__EXERCISE PROMPT__. Reproduce the records from their first line up to and including the line with "list-item[interactable]: Support(%): [54, 150, 510, 168]", changing "Chain Length" to "Chain Depth" and keeping everything else unchanged.

__DATA FOR PROCESSING__.
++++++++

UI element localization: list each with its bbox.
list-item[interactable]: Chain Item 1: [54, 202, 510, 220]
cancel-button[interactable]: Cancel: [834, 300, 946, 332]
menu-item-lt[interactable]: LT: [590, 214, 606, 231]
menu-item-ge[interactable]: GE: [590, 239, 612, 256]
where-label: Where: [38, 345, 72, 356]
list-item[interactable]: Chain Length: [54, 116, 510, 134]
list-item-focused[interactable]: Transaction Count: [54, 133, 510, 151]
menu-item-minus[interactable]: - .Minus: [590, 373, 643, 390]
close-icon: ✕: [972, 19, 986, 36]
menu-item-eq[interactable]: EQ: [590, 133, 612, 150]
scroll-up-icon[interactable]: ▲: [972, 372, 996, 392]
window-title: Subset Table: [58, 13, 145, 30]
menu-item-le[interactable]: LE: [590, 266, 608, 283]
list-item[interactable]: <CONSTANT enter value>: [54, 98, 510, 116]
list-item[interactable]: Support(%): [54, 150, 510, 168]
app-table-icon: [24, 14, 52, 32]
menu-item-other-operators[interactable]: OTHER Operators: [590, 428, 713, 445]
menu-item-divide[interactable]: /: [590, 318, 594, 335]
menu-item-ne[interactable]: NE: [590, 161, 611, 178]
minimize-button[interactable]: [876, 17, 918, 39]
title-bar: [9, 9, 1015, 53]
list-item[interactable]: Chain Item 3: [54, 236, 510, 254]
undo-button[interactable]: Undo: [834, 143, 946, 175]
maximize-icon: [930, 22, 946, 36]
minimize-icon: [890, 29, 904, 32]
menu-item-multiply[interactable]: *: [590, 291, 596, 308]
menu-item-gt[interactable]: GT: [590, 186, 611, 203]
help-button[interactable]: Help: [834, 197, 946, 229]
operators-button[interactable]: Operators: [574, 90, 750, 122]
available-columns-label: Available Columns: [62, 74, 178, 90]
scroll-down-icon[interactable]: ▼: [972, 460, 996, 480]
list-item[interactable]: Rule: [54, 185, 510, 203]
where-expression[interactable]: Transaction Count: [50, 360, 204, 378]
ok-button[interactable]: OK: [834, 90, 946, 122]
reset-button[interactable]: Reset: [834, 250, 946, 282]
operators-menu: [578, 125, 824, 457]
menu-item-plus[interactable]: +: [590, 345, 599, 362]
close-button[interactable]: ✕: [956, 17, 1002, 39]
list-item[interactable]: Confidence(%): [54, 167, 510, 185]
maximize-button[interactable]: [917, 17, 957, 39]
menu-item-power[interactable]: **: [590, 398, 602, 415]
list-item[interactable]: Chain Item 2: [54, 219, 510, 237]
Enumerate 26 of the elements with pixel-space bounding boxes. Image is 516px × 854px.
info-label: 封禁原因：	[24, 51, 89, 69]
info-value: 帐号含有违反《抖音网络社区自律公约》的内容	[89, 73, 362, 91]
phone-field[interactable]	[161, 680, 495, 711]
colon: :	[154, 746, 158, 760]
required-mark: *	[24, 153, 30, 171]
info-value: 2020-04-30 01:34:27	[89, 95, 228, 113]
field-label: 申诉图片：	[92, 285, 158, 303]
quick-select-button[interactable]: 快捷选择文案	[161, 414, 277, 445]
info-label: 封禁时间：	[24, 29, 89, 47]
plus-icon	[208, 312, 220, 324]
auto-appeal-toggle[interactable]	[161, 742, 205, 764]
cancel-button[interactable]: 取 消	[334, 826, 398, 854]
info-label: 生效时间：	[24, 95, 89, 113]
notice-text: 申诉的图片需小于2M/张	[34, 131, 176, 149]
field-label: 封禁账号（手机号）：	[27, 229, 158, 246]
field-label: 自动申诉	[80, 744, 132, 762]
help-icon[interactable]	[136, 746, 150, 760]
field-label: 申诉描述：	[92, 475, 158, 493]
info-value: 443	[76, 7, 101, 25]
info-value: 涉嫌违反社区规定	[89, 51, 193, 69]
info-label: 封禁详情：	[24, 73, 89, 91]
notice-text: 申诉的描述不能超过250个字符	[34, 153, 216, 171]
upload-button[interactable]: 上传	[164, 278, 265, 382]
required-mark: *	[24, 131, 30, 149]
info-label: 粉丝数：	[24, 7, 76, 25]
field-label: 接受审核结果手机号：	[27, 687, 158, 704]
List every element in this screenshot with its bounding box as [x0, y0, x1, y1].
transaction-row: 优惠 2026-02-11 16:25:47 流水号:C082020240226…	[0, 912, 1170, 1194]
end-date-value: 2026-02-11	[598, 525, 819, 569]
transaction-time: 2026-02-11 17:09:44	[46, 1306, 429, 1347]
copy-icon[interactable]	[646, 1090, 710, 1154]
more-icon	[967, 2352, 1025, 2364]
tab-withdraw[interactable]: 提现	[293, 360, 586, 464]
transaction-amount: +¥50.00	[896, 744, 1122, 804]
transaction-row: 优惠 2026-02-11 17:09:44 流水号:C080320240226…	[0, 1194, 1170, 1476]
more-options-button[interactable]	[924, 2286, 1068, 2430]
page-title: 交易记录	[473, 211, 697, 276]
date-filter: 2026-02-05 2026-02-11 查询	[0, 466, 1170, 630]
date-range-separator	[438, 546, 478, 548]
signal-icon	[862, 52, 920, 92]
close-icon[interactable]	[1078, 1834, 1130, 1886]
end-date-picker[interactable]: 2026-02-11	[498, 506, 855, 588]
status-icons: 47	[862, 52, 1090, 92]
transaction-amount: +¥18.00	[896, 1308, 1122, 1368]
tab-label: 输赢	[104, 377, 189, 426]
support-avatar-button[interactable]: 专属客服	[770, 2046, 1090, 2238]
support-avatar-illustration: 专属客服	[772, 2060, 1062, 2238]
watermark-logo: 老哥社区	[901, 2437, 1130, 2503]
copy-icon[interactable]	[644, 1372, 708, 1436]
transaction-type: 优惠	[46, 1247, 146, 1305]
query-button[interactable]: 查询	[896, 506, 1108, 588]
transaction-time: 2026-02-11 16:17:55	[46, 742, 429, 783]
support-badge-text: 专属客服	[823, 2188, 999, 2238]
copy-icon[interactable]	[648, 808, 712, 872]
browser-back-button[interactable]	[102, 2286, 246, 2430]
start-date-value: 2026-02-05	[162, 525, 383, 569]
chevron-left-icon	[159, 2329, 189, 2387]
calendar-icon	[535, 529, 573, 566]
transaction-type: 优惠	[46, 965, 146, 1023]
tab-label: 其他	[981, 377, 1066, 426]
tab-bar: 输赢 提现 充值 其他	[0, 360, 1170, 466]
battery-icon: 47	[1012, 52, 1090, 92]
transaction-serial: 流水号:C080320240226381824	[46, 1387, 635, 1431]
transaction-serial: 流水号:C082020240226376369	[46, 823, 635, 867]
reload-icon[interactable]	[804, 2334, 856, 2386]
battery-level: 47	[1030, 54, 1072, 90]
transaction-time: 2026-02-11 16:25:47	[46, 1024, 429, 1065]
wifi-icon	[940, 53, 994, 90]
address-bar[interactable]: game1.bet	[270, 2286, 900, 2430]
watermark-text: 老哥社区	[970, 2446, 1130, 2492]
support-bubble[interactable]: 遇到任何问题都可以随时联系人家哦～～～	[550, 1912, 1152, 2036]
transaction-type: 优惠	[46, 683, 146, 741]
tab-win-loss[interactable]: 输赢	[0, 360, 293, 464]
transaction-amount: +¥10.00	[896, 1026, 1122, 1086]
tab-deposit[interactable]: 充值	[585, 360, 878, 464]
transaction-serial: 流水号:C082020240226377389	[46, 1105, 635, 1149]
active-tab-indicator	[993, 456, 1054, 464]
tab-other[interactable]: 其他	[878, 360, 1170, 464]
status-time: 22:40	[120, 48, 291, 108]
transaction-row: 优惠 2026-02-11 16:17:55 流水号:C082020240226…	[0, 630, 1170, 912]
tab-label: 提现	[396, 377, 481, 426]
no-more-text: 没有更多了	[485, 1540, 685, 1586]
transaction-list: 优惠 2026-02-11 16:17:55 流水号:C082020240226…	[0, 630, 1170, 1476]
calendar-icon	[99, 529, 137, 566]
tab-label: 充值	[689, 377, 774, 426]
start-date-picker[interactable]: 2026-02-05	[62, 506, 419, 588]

++++++++

__CORRECT OUTPUT__.
UI element localization: list each with its bbox.
list-item[interactable]: Chain Item 1: [54, 202, 510, 220]
cancel-button[interactable]: Cancel: [834, 300, 946, 332]
menu-item-lt[interactable]: LT: [590, 214, 606, 231]
menu-item-ge[interactable]: GE: [590, 239, 612, 256]
where-label: Where: [38, 345, 72, 356]
list-item[interactable]: Chain Depth: [54, 116, 510, 134]
list-item-focused[interactable]: Transaction Count: [54, 133, 510, 151]
menu-item-minus[interactable]: - .Minus: [590, 373, 643, 390]
close-icon: ✕: [972, 19, 986, 36]
menu-item-eq[interactable]: EQ: [590, 133, 612, 150]
scroll-up-icon[interactable]: ▲: [972, 372, 996, 392]
window-title: Subset Table: [58, 13, 145, 30]
menu-item-le[interactable]: LE: [590, 266, 608, 283]
list-item[interactable]: <CONSTANT enter value>: [54, 98, 510, 116]
list-item[interactable]: Support(%): [54, 150, 510, 168]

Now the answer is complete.